Identify each line containing the word "располагаться" and copy it.

Start of MATERIAL PROVIDED

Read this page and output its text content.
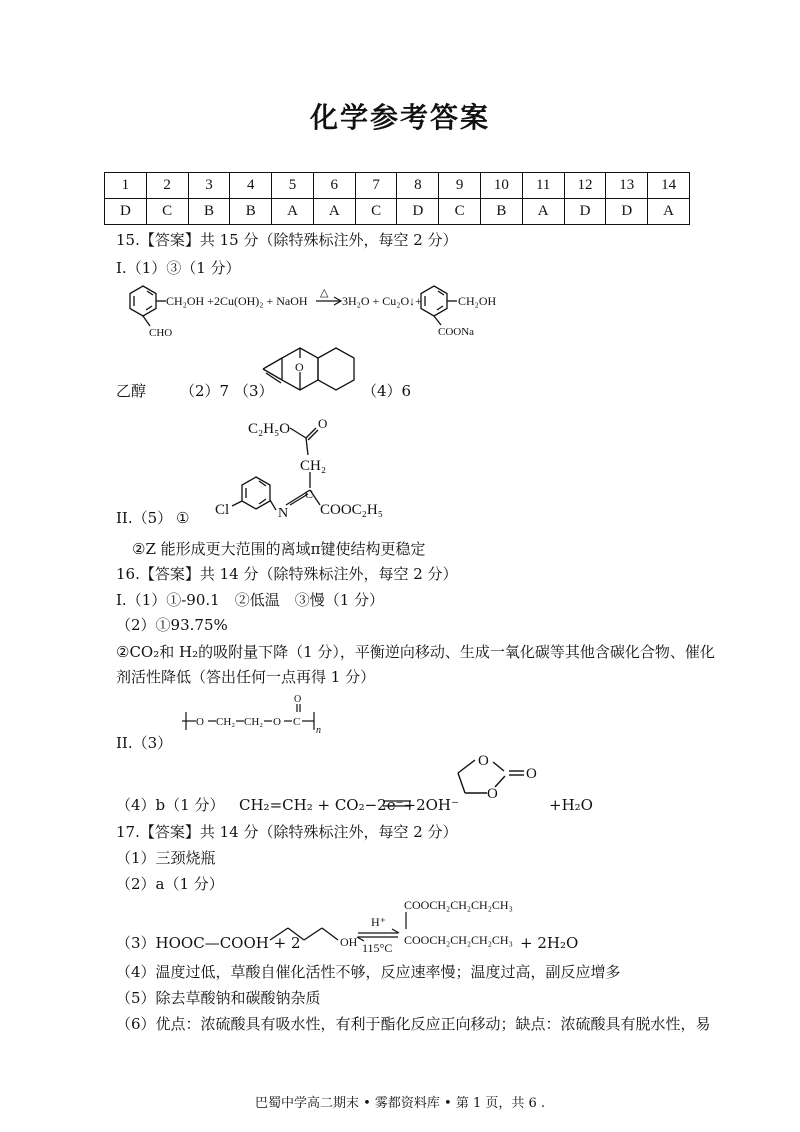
化学参考答案
1	2	3	4	5	6	7	8	9	10	11	12	13	14
D	C	B	B	A	A	C	D	C	B	A	D	D	A
15.【答案】共 15 分（除特殊标注外，每空 2 分）
I.（1）③（1 分）
CH₂OH +2Cu(OH)₂ + NaOH
CHO
△
3H₂O + Cu₂O↓+	CH₂OH
COONa
O
C₂H₅O O
CH₂
Cl	N
C
COOC₂H₅
乙醇 （2）7 （3）	（4）6
II.（5） ①
②Z 能形成更大范围的离域π键使结构更稳定
16.【答案】共 14 分（除特殊标注外，每空 2 分）
I.（1）①-90.1　②低温　③慢（1 分）
（2）①93.75%
②CO₂和 H₂的吸附量下降（1 分），平衡逆向移动、生成一氧化碳等其他含碳化合物、催化
剂活性降低（答出任何一点再得 1 分）
II.（3）
O CH₂ CH₂ O C
O
n
O
O
O
（4）b（1 分） CH₂=CH₂ + CO₂−2e⁻+2OH⁻	+H₂O
17.【答案】共 14 分（除特殊标注外，每空 2 分）
（1）三颈烧瓶
（2）a（1 分）
（3）HOOC—COOH + 2	OH
H⁺
115°C
COOCH₂CH₂CH₂CH₃
COOCH₂CH₂CH₂CH₃ + 2H₂O
（4）温度过低，草酸自催化活性不够，反应速率慢；温度过高，副反应增多
（5）除去草酸钠和碳酸钠杂质
（6）优点：浓硫酸具有吸水性，有利于酯化反应正向移动；缺点：浓硫酸具有脱水性，易
巴蜀中学高二期末 • 雾都资料库 • 第 1 页，共 6 .
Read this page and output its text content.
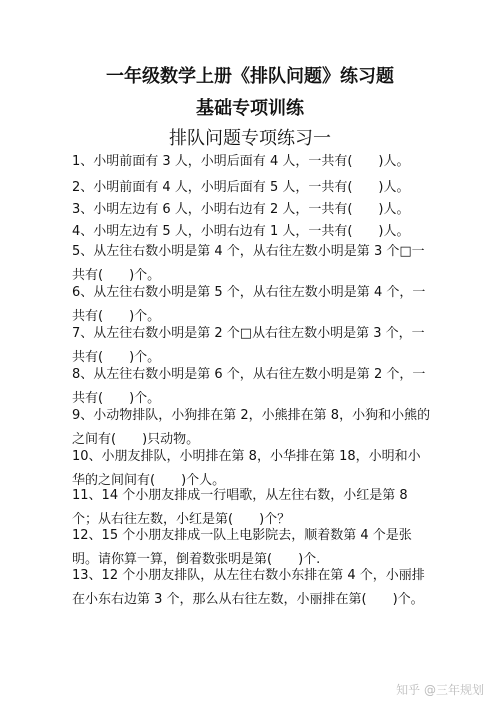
一年级数学上册《排队问题》练习题
基础专项训练
排队问题专项练习一

1、小明前面有 3 人，小明后面有 4 人，一共有(　　)人。

2、小明前面有 4 人，小明后面有 5 人，一共有(　　)人。

3、小明左边有 6 人，小明右边有 2 人，一共有(　　)人。

4、小明左边有 5 人，小明右边有 1 人，一共有(　　)人。

5、从左往右数小明是第 4 个，从右往左数小明是第 3 个□一共有(　　)个。

6、从左往右数小明是第 5 个，从右往左数小明是第 4 个，一共有(　　)个。

7、从左往右数小明是第 2 个□从右往左数小明是第 3 个，一共有(　　)个。

8、从左往右数小明是第 6 个，从右往左数小明是第 2 个，一共有(　　)个。

9、小动物排队，小狗排在第 2，小熊排在第 8，小狗和小熊的之间有(　　)只动物。

10、小朋友排队，小明排在第 8，小华排在第 18，小明和小华的之间间有(　　)个人。

11、14 个小朋友排成一行唱歌，从左往右数，小红是第 8 个；从右往左数，小红是第(　　)个？

12、15 个小朋友排成一队上电影院去，顺着数第 4 个是张明。请你算一算，倒着数张明是第(　　)个.

13、12 个小朋友排队，从左往右数小东排在第 4 个，小丽排在小东右边第 3 个，那么从右往左数，小丽排在第(　　)个。

知乎 @三年规划
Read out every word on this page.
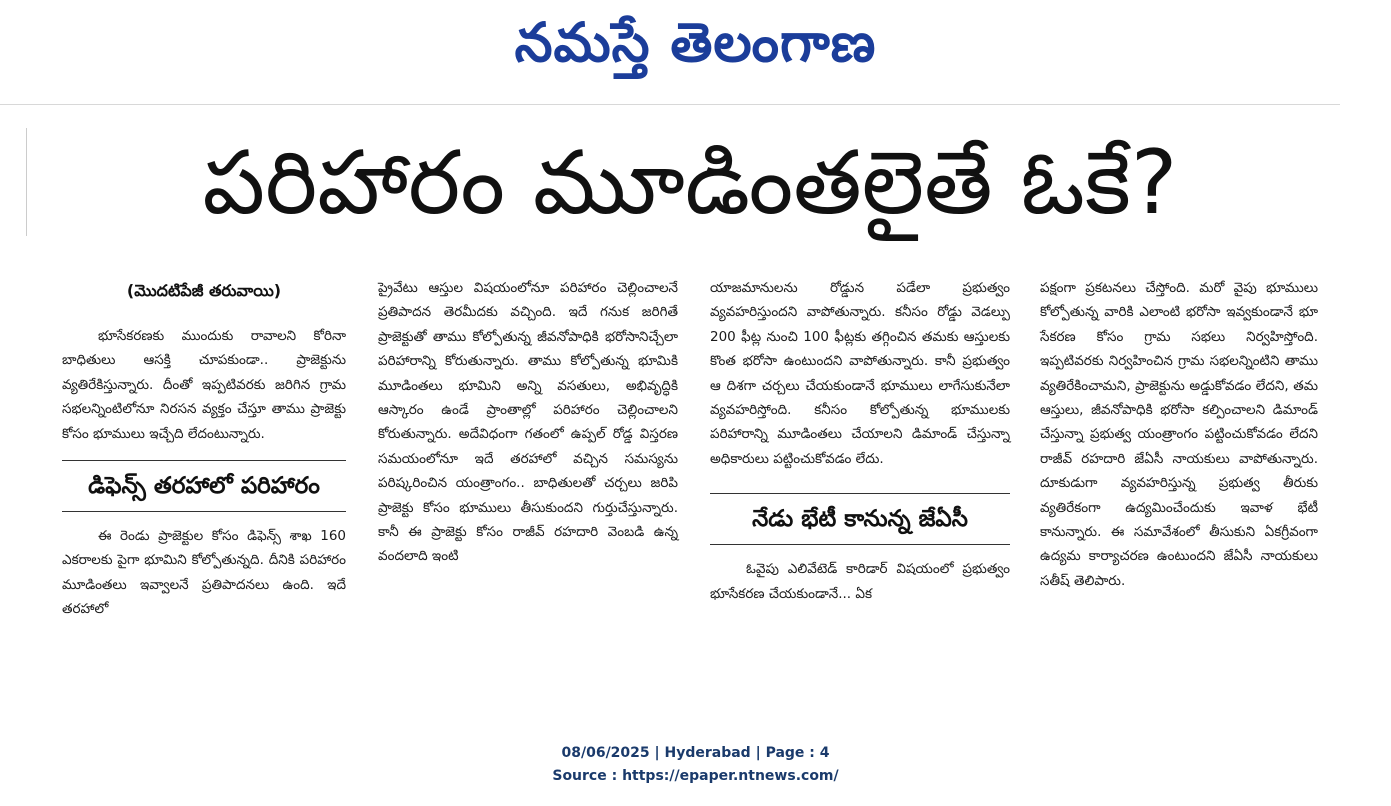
నమస్తే తెలంగాణ
పరిహారం మూడింతలైతే ఓకే?
(మొదటిపేజీ తరువాయి)

భూసేకరణకు ముందుకు రావాలని కోరినా బాధితులు ఆసక్తి చూపకుండా.. ప్రాజెక్టును వ్యతిరేకిస్తున్నారు. దీంతో ఇప్పటివరకు జరిగిన గ్రామ సభలన్నింటిలోనూ నిరసన వ్యక్తం చేస్తూ తాము ప్రాజెక్టు కోసం భూములు ఇచ్చేది లేదంటున్నారు.

డిఫెన్స్ తరహాలో పరిహారం

ఈ రెండు ప్రాజెక్టుల కోసం డిఫెన్స్ శాఖ 160 ఎకరాలకు పైగా భూమిని కోల్పోతున్నది. దీనికి పరిహారం మూడింతలు ఇవ్వాలనే ప్రతిపాదనలు ఉంది. ఇదే తరహాలో

ప్రైవేటు ఆస్తుల విషయంలోనూ పరిహారం చెల్లించాలనే ప్రతిపాదన తెరమీదకు వచ్చింది. ఇదే గనుక జరిగితే ప్రాజెక్టుతో తాము కోల్పోతున్న జీవనోపాధికి భరోసానిచ్చేలా పరిహారాన్ని కోరుతున్నారు. తాము కోల్పోతున్న భూమికి మూడింతలు భూమిని అన్ని వసతులు, అభివృద్ధికి ఆస్కారం ఉండే ప్రాంతాల్లో పరిహారం చెల్లించాలని కోరుతున్నారు. అదేవిధంగా గతంలో ఉప్పల్ రోడ్డ విస్తరణ సమయంలోనూ ఇదే తరహాలో వచ్చిన సమస్యను పరిష్కరించిన యంత్రాంగం.. బాధితులతో చర్చలు జరిపి ప్రాజెక్టు కోసం భూములు తీసుకుందని గుర్తుచేస్తున్నారు. కానీ ఈ ప్రాజెక్టు కోసం రాజీవ్ రహదారి వెంబడి ఉన్న వందలాది ఇంటి

యాజమానులను రోడ్డున పడేలా ప్రభుత్వం వ్యవహరిస్తుందని వాపోతున్నారు. కనీసం రోడ్డు వెడల్పు 200 ఫీట్ల నుంచి 100 ఫీట్లకు తగ్గించిన తమకు ఆస్తులకు కొంత భరోసా ఉంటుందని వాపోతున్నారు. కానీ ప్రభుత్వం ఆ దిశగా చర్చలు చేయకుండానే భూములు లాగేసుకునేలా వ్యవహరిస్తోంది. కనీసం కోల్పోతున్న భూములకు పరిహారాన్ని మూడింతలు చేయాలని డిమాండ్ చేస్తున్నా అధికారులు పట్టించుకోవడం లేదు.

నేడు భేటీ కానున్న జేఏసీ

ఓవైపు ఎలివేటెడ్ కారిడార్ విషయంలో ప్రభుత్వం భూసేకరణ చేయకుండానే... ఏక

పక్షంగా ప్రకటనలు చేస్తోంది. మరో వైపు భూములు కోల్పోతున్న వారికి ఎలాంటి భరోసా ఇవ్వకుండానే భూ సేకరణ కోసం గ్రామ సభలు నిర్వహిస్తోంది. ఇప్పటివరకు నిర్వహించిన గ్రామ సభలన్నింటిని తాము వ్యతిరేకించామని, ప్రాజెక్టును అడ్డుకోవడం లేదని, తమ ఆస్తులు, జీవనోపాధికి భరోసా కల్పించాలని డిమాండ్ చేస్తున్నా ప్రభుత్వ యంత్రాంగం పట్టించుకోవడం లేదని రాజీవ్ రహదారి జేఏసీ నాయకులు వాపోతున్నారు. దూకుడుగా వ్యవహరిస్తున్న ప్రభుత్వ తీరుకు వ్యతిరేకంగా ఉద్యమించేందుకు ఇవాళ భేటీ కానున్నారు. ఈ సమావేశంలో తీసుకుని ఏకగ్రీవంగా ఉద్యమ కార్యాచరణ ఉంటుందని జేఏసీ నాయకులు సతీష్ తెలిపారు.

08/06/2025 | Hyderabad | Page : 4
Source : https://epaper.ntnews.com/
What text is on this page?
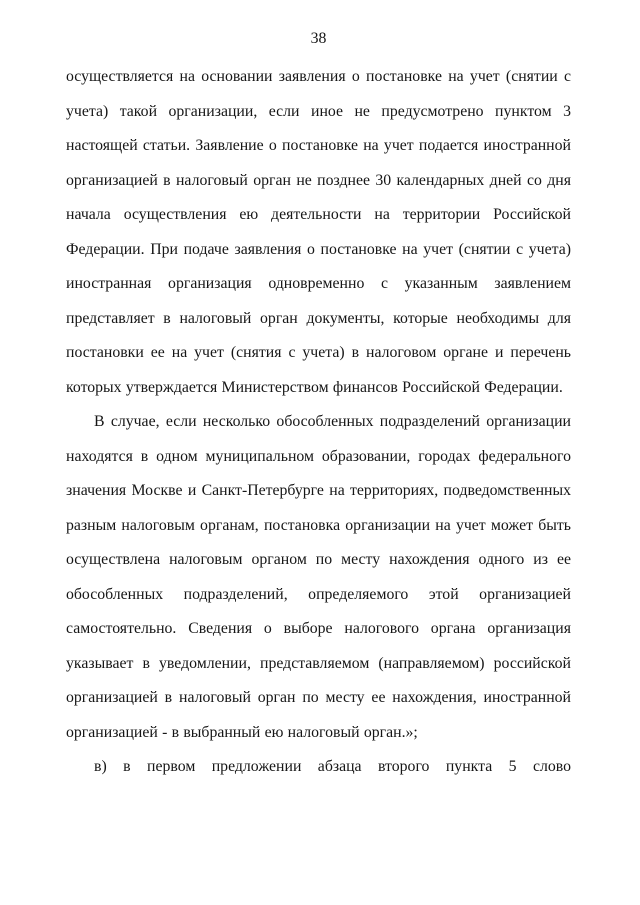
38
осуществляется на основании заявления о постановке на учет (снятии с
учета) такой организации, если иное не предусмотрено пунктом 3
настоящей статьи. Заявление о постановке на учет подается иностранной
организацией в налоговый орган не позднее 30 календарных дней со дня
начала осуществления ею деятельности на территории Российской
Федерации. При подаче заявления о постановке на учет (снятии с учета)
иностранная организация одновременно с указанным заявлением
представляет в налоговый орган документы, которые необходимы для
постановки ее на учет (снятия с учета) в налоговом органе и перечень
которых утверждается Министерством финансов Российской Федерации.
В случае, если несколько обособленных подразделений организации
находятся в одном муниципальном образовании, городах федерального
значения Москве и Санкт-Петербурге на территориях, подведомственных
разным налоговым органам, постановка организации на учет может быть
осуществлена налоговым органом по месту нахождения одного из ее
обособленных подразделений, определяемого этой организацией
самостоятельно. Сведения о выборе налогового органа организация
указывает в уведомлении, представляемом (направляемом) российской
организацией в налоговый орган по месту ее нахождения, иностранной
организацией - в выбранный ею налоговый орган.»;
в) в первом предложении абзаца второго пункта 5 слово
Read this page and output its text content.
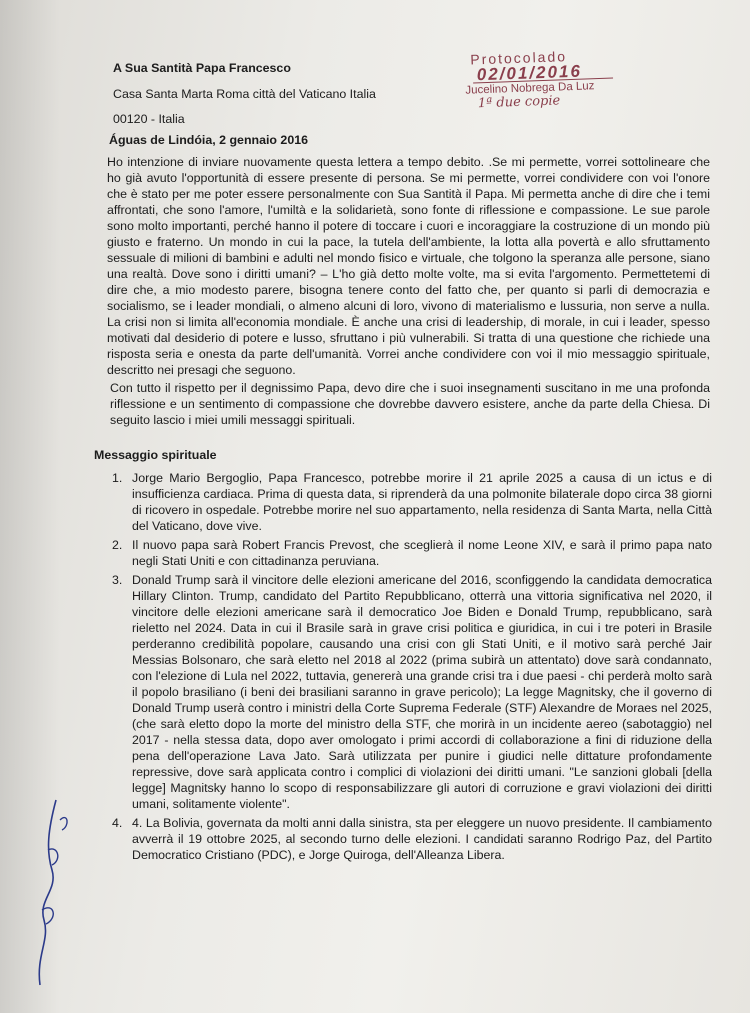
A Sua Santità Papa Francesco
Casa Santa Marta Roma città del Vaticano Italia
00120 - Italia
Águas de Lindóia, 2 gennaio 2016
Protocolado
02/01/2016
Jucelino Nobrega Da Luz
1ª due copie
Ho intenzione di inviare nuovamente questa lettera a tempo debito. .Se mi permette, vorrei sottolineare che ho già avuto l'opportunità di essere presente di persona. Se mi permette, vorrei condividere con voi l'onore che è stato per me poter essere personalmente con Sua Santità il Papa. Mi permetta anche di dire che i temi affrontati, che sono l'amore, l'umiltà e la solidarietà, sono fonte di riflessione e compassione. Le sue parole sono molto importanti, perché hanno il potere di toccare i cuori e incoraggiare la costruzione di un mondo più giusto e fraterno. Un mondo in cui la pace, la tutela dell'ambiente, la lotta alla povertà e allo sfruttamento sessuale di milioni di bambini e adulti nel mondo fisico e virtuale, che tolgono la speranza alle persone, siano una realtà. Dove sono i diritti umani? – L'ho già detto molte volte, ma si evita l'argomento. Permettetemi di dire che, a mio modesto parere, bisogna tenere conto del fatto che, per quanto si parli di democrazia e socialismo, se i leader mondiali, o almeno alcuni di loro, vivono di materialismo e lussuria, non serve a nulla. La crisi non si limita all'economia mondiale. È anche una crisi di leadership, di morale, in cui i leader, spesso motivati dal desiderio di potere e lusso, sfruttano i più vulnerabili. Si tratta di una questione che richiede una risposta seria e onesta da parte dell'umanità. Vorrei anche condividere con voi il mio messaggio spirituale, descritto nei presagi che seguono.
Con tutto il rispetto per il degnissimo Papa, devo dire che i suoi insegnamenti suscitano in me una profonda riflessione e un sentimento di compassione che dovrebbe davvero esistere, anche da parte della Chiesa. Di seguito lascio i miei umili messaggi spirituali.
Messaggio spirituale
1. Jorge Mario Bergoglio, Papa Francesco, potrebbe morire il 21 aprile 2025 a causa di un ictus e di insufficienza cardiaca. Prima di questa data, si riprenderà da una polmonite bilaterale dopo circa 38 giorni di ricovero in ospedale. Potrebbe morire nel suo appartamento, nella residenza di Santa Marta, nella Città del Vaticano, dove vive.
2. Il nuovo papa sarà Robert Francis Prevost, che sceglierà il nome Leone XIV, e sarà il primo papa nato negli Stati Uniti e con cittadinanza peruviana.
3. Donald Trump sarà il vincitore delle elezioni americane del 2016, sconfiggendo la candidata democratica Hillary Clinton. Trump, candidato del Partito Repubblicano, otterrà una vittoria significativa nel 2020, il vincitore delle elezioni americane sarà il democratico Joe Biden e Donald Trump, repubblicano, sarà rieletto nel 2024. Data in cui il Brasile sarà in grave crisi politica e giuridica, in cui i tre poteri in Brasile perderanno credibilità popolare, causando una crisi con gli Stati Uniti, e il motivo sarà perché Jair Messias Bolsonaro, che sarà eletto nel 2018 al 2022 (prima subirà un attentato) dove sarà condannato, con l'elezione di Lula nel 2022, tuttavia, genererà una grande crisi tra i due paesi - chi perderà molto sarà il popolo brasiliano (i beni dei brasiliani saranno in grave pericolo); La legge Magnitsky, che il governo di Donald Trump userà contro i ministri della Corte Suprema Federale (STF) Alexandre de Moraes nel 2025, (che sarà eletto dopo la morte del ministro della STF, che morirà in un incidente aereo (sabotaggio) nel 2017 - nella stessa data, dopo aver omologato i primi accordi di collaborazione a fini di riduzione della pena dell'operazione Lava Jato. Sarà utilizzata per punire i giudici nelle dittature profondamente repressive, dove sarà applicata contro i complici di violazioni dei diritti umani. "Le sanzioni globali [della legge] Magnitsky hanno lo scopo di responsabilizzare gli autori di corruzione e gravi violazioni dei diritti umani, solitamente violente".
4. 4. La Bolivia, governata da molti anni dalla sinistra, sta per eleggere un nuovo presidente. Il cambiamento avverrà il 19 ottobre 2025, al secondo turno delle elezioni. I candidati saranno Rodrigo Paz, del Partito Democratico Cristiano (PDC), e Jorge Quiroga, dell'Alleanza Libera.
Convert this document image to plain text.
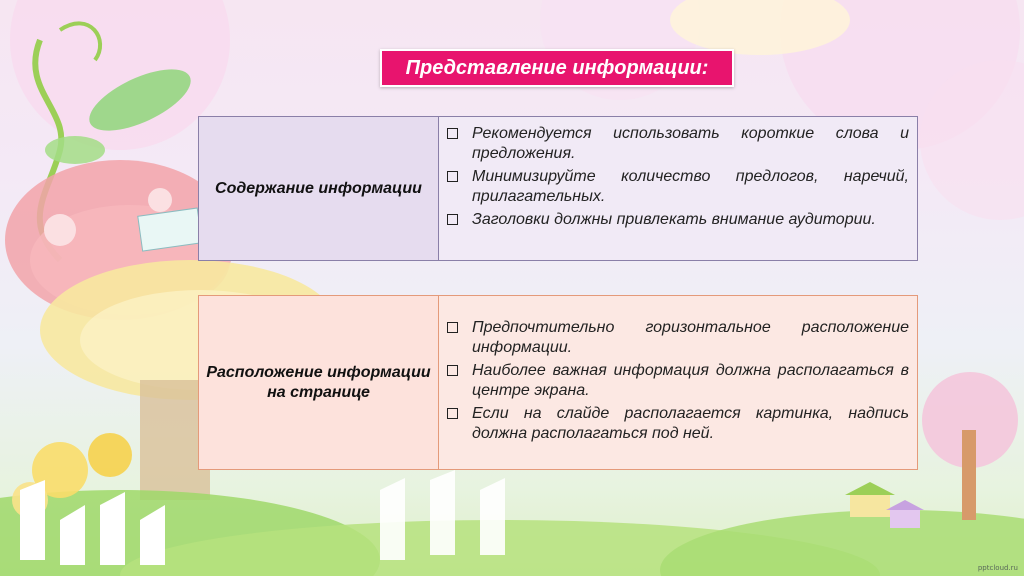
Представление информации:
Содержание информации
Рекомендуется использовать короткие слова и предложения.
Минимизируйте количество предлогов, наречий, прилагательных.
Заголовки должны привлекать внимание аудитории.
Расположение информации на странице
Предпочтительно горизонтальное расположение информации.
Наиболее важная информация должна располагаться в центре экрана.
Если на слайде располагается картинка, надпись должна располагаться под ней.
pptcloud.ru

End of MATERIAL PROVIDED

_SOLUTION TO THE EXERCISE_
Наиболее важная информация должна располагаться в центре экрана.
Если на слайде располагается картинка, надпись должна располагаться под ней.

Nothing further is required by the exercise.